- [SET EXERCISE]: Would you output the whole listing below, exactly as it reads?

- [DATA SUPPLIED]:
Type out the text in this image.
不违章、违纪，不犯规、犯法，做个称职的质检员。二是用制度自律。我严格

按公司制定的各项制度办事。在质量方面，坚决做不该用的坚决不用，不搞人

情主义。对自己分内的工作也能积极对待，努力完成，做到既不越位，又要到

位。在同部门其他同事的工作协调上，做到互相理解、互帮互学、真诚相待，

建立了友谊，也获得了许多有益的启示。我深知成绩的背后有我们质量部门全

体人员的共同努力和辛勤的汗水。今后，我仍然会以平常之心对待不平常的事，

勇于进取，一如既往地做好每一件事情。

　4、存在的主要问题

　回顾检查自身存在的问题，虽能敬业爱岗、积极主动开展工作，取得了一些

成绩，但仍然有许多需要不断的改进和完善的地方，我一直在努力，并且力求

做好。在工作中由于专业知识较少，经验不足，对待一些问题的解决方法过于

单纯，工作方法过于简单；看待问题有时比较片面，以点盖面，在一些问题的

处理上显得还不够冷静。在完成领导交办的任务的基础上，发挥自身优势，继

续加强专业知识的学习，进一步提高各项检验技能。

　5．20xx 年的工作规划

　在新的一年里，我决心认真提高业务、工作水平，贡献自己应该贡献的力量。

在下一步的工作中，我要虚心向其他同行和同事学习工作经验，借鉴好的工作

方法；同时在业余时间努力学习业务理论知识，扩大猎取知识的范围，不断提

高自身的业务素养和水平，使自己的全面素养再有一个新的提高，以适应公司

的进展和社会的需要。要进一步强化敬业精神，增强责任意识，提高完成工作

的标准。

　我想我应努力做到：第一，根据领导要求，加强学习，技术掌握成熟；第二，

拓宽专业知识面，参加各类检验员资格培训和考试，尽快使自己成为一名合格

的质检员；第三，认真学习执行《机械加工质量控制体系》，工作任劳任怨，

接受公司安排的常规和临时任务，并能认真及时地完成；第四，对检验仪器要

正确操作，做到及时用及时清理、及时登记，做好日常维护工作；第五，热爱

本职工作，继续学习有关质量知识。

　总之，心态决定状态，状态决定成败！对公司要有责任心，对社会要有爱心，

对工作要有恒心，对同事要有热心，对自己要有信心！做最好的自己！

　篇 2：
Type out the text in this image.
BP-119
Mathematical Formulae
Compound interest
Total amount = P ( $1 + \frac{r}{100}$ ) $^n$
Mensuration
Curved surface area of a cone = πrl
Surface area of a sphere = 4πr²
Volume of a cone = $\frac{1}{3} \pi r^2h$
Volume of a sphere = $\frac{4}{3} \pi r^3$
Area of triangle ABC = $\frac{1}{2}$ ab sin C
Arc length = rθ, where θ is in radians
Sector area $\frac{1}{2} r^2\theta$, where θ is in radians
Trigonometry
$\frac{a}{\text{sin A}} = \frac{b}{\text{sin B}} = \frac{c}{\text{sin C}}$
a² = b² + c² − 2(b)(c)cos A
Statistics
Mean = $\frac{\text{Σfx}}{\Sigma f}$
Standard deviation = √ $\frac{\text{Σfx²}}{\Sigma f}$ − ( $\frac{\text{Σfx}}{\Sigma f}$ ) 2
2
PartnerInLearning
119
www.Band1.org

- [TASK OUTPUT]:
Type out the text in this image.
不违章、违纪，不犯规、犯法，做个称职的质检员。二是用制度自律。我严格

按公司制定的各项制度办事。在质量方面，坚决做不该用的坚决不用，不搞人

情主义。对自己分内的工作也能积极对待，努力完成，做到既不越位，又要到

位。在同部门其他同事的工作协调上，做到互相理解、互帮互学、真诚相待，

建立了友谊，也获得了许多有益的启示。我深知成绩的背后有我们质量部门全

体人员的共同努力和辛勤的汗水。今后，我仍然会以平常之心对待不平常的事，

勇于进取，一如既往地做好每一件事情。

　4、存在的主要问题

　回顾检查自身存在的问题，虽能敬业爱岗、积极主动开展工作，取得了一些

成绩，但仍然有许多需要不断的改进和完善的地方，我一直在努力，并且力求

做好。在工作中由于专业知识较少，经验不足，对待一些问题的解决方法过于

单纯，工作方法过于简单；看待问题有时比较片面，以点盖面，在一些问题的

处理上显得还不够冷静。在完成领导交办的任务的基础上，发挥自身优势，继

续加强专业知识的学习，进一步提高各项检验技能。

　5．20xx 年的工作规划

　在新的一年里，我决心认真提高业务、工作水平，贡献自己应该贡献的力量。

在下一步的工作中，我要虚心向其他同行和同事学习工作经验，借鉴好的工作

方法；同时在业余时间努力学习业务理论知识，扩大猎取知识的范围，不断提

高自身的业务素养和水平，使自己的全面素养再有一个新的提高，以适应公司

的进展和社会的需要。要进一步强化敬业精神，增强责任意识，提高完成工作

的标准。

　我想我应努力做到：第一，根据领导要求，加强学习，技术掌握成熟；第二，

拓宽专业知识面，参加各类检验员资格培训和考试，尽快使自己成为一名合格

的质检员；第三，认真学习执行《机械加工质量控制体系》，工作任劳任怨，

接受公司安排的常规和临时任务，并能认真及时地完成；第四，对检验仪器要

正确操作，做到及时用及时清理、及时登记，做好日常维护工作；第五，热爱

本职工作，继续学习有关质量知识。

　总之，心态决定状态，状态决定成败！对公司要有责任心，对社会要有爱心，

对工作要有恒心，对同事要有热心，对自己要有信心！做最好的自己！

　篇 2：
Type out the text in this image.
BP-119
Mathematical Formulae
Compound interest
Total amount = P ( $1 + \frac{r}{100}$ ) $^n$
Mensuration
Curved surface area of a cone = πrl
Surface area of a sphere = 4πr²
Volume of a cone = $\frac{1}{3} \pi r^2h$
Volume of a sphere = $\frac{4}{3} \pi r^3$
Area of triangle ABC = $\frac{1}{2}$ ab sin C
Arc length = rθ, where θ is in radians
Sector area $\frac{1}{2} r^2\theta$, where θ is in radians
Trigonometry
$\frac{a}{\text{sin A}} = \frac{b}{\text{sin B}} = \frac{c}{\text{sin C}}$
a² = b² + c² − 2(b)(c)cos A
Statistics
Mean = $\frac{\text{Σfx}}{\Sigma f}$
Standard deviation = √ $\frac{\text{Σfx²}}{\Sigma f}$ − ( $\frac{\text{Σfx}}{\Sigma f}$ ) 2
2
PartnerInLearning
119
www.Band1.org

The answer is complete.